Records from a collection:
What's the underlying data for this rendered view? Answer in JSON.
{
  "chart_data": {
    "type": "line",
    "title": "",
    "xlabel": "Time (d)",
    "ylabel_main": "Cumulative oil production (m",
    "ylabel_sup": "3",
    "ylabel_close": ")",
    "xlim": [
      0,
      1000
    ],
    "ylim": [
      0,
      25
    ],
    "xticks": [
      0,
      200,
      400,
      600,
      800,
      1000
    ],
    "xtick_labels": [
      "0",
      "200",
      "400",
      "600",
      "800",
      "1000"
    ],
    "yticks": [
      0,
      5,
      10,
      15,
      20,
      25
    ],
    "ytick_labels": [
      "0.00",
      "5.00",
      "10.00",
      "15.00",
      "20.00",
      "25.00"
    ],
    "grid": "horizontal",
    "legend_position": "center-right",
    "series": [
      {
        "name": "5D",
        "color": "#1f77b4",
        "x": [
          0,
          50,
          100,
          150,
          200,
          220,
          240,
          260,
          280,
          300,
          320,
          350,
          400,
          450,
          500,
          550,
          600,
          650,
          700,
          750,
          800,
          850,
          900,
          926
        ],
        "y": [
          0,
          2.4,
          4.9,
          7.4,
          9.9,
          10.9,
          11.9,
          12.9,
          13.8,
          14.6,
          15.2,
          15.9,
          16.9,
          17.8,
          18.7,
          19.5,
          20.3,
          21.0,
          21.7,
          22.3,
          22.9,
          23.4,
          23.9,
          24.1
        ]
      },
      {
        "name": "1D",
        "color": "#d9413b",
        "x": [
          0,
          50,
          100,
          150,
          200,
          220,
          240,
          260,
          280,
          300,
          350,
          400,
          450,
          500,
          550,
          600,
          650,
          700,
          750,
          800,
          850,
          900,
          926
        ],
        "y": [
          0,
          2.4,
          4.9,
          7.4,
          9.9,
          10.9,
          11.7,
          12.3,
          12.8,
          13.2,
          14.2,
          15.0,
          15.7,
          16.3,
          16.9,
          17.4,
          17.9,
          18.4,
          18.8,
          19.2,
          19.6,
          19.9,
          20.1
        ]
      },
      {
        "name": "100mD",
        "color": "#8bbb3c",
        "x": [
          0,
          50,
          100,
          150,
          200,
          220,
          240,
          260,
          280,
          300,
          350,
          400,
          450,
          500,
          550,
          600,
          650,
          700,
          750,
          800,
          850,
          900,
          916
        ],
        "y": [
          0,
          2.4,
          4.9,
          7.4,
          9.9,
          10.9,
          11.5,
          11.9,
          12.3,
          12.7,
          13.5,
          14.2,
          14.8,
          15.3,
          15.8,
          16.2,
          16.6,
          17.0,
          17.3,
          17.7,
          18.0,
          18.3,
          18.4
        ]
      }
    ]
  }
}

§ **The request**: Every record shown above should be written out again exactly.

§ **Solution below**:
What's the underlying data for this rendered view? Answer in JSON.
{
  "chart_data": {
    "type": "line",
    "title": "",
    "xlabel": "Time (d)",
    "ylabel_main": "Cumulative oil production (m",
    "ylabel_sup": "3",
    "ylabel_close": ")",
    "xlim": [
      0,
      1000
    ],
    "ylim": [
      0,
      25
    ],
    "xticks": [
      0,
      200,
      400,
      600,
      800,
      1000
    ],
    "xtick_labels": [
      "0",
      "200",
      "400",
      "600",
      "800",
      "1000"
    ],
    "yticks": [
      0,
      5,
      10,
      15,
      20,
      25
    ],
    "ytick_labels": [
      "0.00",
      "5.00",
      "10.00",
      "15.00",
      "20.00",
      "25.00"
    ],
    "grid": "horizontal",
    "legend_position": "center-right",
    "series": [
      {
        "name": "5D",
        "color": "#1f77b4",
        "x": [
          0,
          50,
          100,
          150,
          200,
          220,
          240,
          260,
          280,
          300,
          320,
          350,
          400,
          450,
          500,
          550,
          600,
          650,
          700,
          750,
          800,
          850,
          900,
          926
        ],
        "y": [
          0,
          2.4,
          4.9,
          7.4,
          9.9,
          10.9,
          11.9,
          12.9,
          13.8,
          14.6,
          15.2,
          15.9,
          16.9,
          17.8,
          18.7,
          19.5,
          20.3,
          21.0,
          21.7,
          22.3,
          22.9,
          23.4,
          23.9,
          24.1
        ]
      },
      {
        "name": "1D",
        "color": "#d9413b",
        "x": [
          0,
          50,
          100,
          150,
          200,
          220,
          240,
          260,
          280,
          300,
          350,
          400,
          450,
          500,
          550,
          600,
          650,
          700,
          750,
          800,
          850,
          900,
          926
        ],
        "y": [
          0,
          2.4,
          4.9,
          7.4,
          9.9,
          10.9,
          11.7,
          12.3,
          12.8,
          13.2,
          14.2,
          15.0,
          15.7,
          16.3,
          16.9,
          17.4,
          17.9,
          18.4,
          18.8,
          19.2,
          19.6,
          19.9,
          20.1
        ]
      },
      {
        "name": "100mD",
        "color": "#8bbb3c",
        "x": [
          0,
          50,
          100,
          150,
          200,
          220,
          240,
          260,
          280,
          300,
          350,
          400,
          450,
          500,
          550,
          600,
          650,
          700,
          750,
          800,
          850,
          900,
          916
        ],
        "y": [
          0,
          2.4,
          4.9,
          7.4,
          9.9,
          10.9,
          11.5,
          11.9,
          12.3,
          12.7,
          13.5,
          14.2,
          14.8,
          15.3,
          15.8,
          16.2,
          16.6,
          17.0,
          17.3,
          17.7,
          18.0,
          18.3,
          18.4
        ]
      }
    ]
  }
}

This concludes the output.